**GIVEN EXERCISE**
Wherever the word "sales" appears in the entries, copy the whole line.
++++ EXTRACTED ENTRIES ++++
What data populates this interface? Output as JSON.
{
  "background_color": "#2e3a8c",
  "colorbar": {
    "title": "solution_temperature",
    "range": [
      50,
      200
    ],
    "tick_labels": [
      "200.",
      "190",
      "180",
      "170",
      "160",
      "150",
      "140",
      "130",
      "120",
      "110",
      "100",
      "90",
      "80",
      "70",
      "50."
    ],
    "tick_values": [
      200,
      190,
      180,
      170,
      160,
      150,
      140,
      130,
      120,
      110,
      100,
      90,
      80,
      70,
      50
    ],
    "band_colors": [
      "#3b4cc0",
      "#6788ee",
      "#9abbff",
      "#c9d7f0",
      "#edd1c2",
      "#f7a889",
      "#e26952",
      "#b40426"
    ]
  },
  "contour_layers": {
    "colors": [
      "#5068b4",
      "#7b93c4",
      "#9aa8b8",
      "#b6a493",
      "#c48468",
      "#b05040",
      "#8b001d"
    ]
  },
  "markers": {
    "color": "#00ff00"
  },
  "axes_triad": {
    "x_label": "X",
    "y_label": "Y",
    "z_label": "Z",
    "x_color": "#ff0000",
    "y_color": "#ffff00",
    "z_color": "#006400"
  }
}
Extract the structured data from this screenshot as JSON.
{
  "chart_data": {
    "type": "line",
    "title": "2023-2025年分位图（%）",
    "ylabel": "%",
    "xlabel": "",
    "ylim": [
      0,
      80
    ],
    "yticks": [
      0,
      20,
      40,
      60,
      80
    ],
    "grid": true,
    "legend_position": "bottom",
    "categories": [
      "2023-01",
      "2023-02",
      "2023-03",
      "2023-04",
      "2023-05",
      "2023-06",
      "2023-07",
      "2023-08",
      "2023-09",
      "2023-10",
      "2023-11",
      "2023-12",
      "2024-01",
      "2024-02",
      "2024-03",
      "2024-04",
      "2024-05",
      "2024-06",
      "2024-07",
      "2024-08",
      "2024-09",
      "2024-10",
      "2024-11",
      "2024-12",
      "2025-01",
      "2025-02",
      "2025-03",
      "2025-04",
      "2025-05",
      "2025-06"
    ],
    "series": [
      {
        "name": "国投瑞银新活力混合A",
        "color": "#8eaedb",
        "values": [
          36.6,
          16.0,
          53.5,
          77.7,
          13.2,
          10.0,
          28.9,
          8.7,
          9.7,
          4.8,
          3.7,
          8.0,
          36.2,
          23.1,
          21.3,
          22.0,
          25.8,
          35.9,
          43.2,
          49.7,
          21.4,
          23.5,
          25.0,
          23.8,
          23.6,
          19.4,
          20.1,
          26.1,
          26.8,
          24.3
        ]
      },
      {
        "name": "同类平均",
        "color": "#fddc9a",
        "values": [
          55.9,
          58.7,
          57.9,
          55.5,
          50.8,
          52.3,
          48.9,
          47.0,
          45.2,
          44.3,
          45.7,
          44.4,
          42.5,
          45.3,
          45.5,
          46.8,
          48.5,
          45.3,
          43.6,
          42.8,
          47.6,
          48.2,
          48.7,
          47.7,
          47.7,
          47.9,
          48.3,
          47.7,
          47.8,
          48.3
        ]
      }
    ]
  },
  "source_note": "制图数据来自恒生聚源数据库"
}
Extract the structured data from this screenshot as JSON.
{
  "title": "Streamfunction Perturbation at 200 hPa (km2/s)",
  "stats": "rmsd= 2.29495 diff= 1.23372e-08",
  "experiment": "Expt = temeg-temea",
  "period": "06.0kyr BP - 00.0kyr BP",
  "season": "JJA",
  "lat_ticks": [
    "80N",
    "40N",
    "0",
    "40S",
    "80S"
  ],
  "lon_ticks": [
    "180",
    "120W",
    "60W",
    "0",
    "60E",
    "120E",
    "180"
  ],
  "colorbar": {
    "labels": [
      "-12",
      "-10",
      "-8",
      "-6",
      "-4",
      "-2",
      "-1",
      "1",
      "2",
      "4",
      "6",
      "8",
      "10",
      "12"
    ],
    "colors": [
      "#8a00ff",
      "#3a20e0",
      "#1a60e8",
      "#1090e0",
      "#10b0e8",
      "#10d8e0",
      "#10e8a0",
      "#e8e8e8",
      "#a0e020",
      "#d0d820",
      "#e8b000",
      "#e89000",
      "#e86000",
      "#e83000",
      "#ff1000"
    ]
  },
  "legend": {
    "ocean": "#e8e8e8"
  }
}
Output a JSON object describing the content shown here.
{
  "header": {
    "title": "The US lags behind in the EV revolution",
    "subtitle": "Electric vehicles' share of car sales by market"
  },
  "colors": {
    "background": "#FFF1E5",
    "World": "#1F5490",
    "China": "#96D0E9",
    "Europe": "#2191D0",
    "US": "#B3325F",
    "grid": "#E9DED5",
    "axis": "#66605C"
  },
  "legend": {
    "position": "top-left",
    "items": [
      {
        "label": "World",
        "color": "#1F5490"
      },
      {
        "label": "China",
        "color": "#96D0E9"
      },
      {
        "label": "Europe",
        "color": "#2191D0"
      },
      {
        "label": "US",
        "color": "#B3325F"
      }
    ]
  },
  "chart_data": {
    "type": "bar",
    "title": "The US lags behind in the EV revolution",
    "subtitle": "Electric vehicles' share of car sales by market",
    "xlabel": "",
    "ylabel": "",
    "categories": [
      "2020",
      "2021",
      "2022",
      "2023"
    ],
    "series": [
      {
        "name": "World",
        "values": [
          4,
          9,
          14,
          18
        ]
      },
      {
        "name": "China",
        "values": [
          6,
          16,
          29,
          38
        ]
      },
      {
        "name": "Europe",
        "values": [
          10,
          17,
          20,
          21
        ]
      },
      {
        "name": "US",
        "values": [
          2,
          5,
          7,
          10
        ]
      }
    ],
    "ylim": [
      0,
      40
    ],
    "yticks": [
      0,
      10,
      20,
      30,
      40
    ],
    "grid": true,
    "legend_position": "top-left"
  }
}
++++
**SOLUTION FOR THIS TASK**
    "subtitle": "Electric vehicles' share of car sales by market"
    "subtitle": "Electric vehicles' share of car sales by market",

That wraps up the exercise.